Job: Write out all of the entries that follow, word for word, but skip the pictures.

Data for this exercise:
----------

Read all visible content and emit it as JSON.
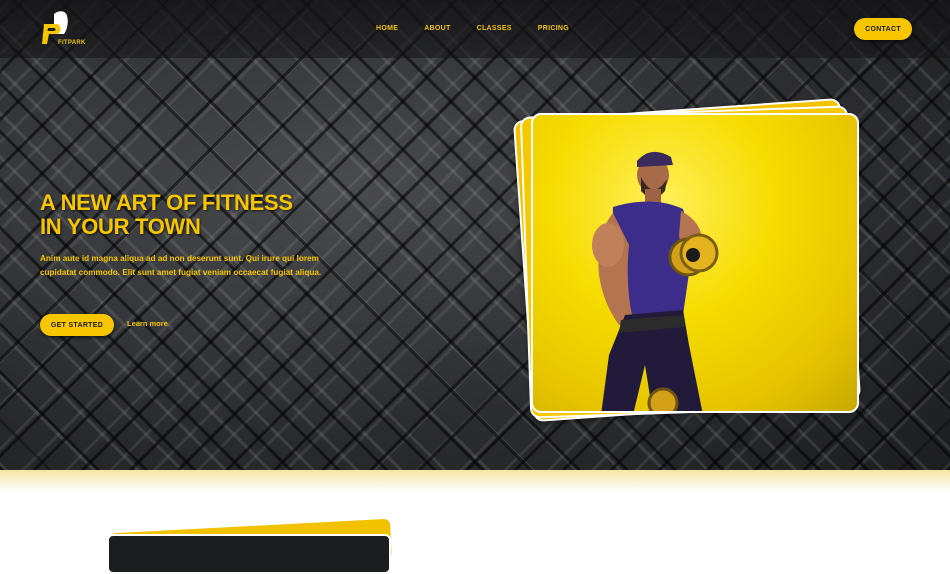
{
  "brand": {
    "name": "FITPARK",
    "accent": "#f7c600"
  },
  "nav": {
    "links": [
      "HOME",
      "ABOUT",
      "CLASSES",
      "PRICING"
    ],
    "contact_label": "CONTACT"
  },
  "hero": {
    "headline_line1": "A NEW ART OF FITNESS",
    "headline_line2": "IN YOUR TOWN",
    "description": "Anim aute id magna aliqua ad ad non deserunt sunt. Qui irure qui lorem cupidatat commodo. Elit sunt amet fugiat veniam occaecat fugiat aliqua.",
    "cta_label": "GET STARTED",
    "learn_more_label": "Learn more",
    "image_icon": "man-with-dumbbells-photo"
  }
}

----------

Exercise result:
Read all visible content and emit it as JSON.
{
  "brand": {
    "name": "FITPARK",
    "accent": "#f7c600"
  },
  "nav": {
    "links": [
      "HOME",
      "ABOUT",
      "CLASSES",
      "PRICING"
    ],
    "contact_label": "CONTACT"
  },
  "hero": {
    "headline_line1": "A NEW ART OF FITNESS",
    "headline_line2": "IN YOUR TOWN",
    "description": "Anim aute id magna aliqua ad ad non deserunt sunt. Qui irure qui lorem cupidatat commodo. Elit sunt amet fugiat veniam occaecat fugiat aliqua.",
    "cta_label": "GET STARTED",
    "learn_more_label": "Learn more",
    "image_icon": "man-with-dumbbells-photo"
  }
}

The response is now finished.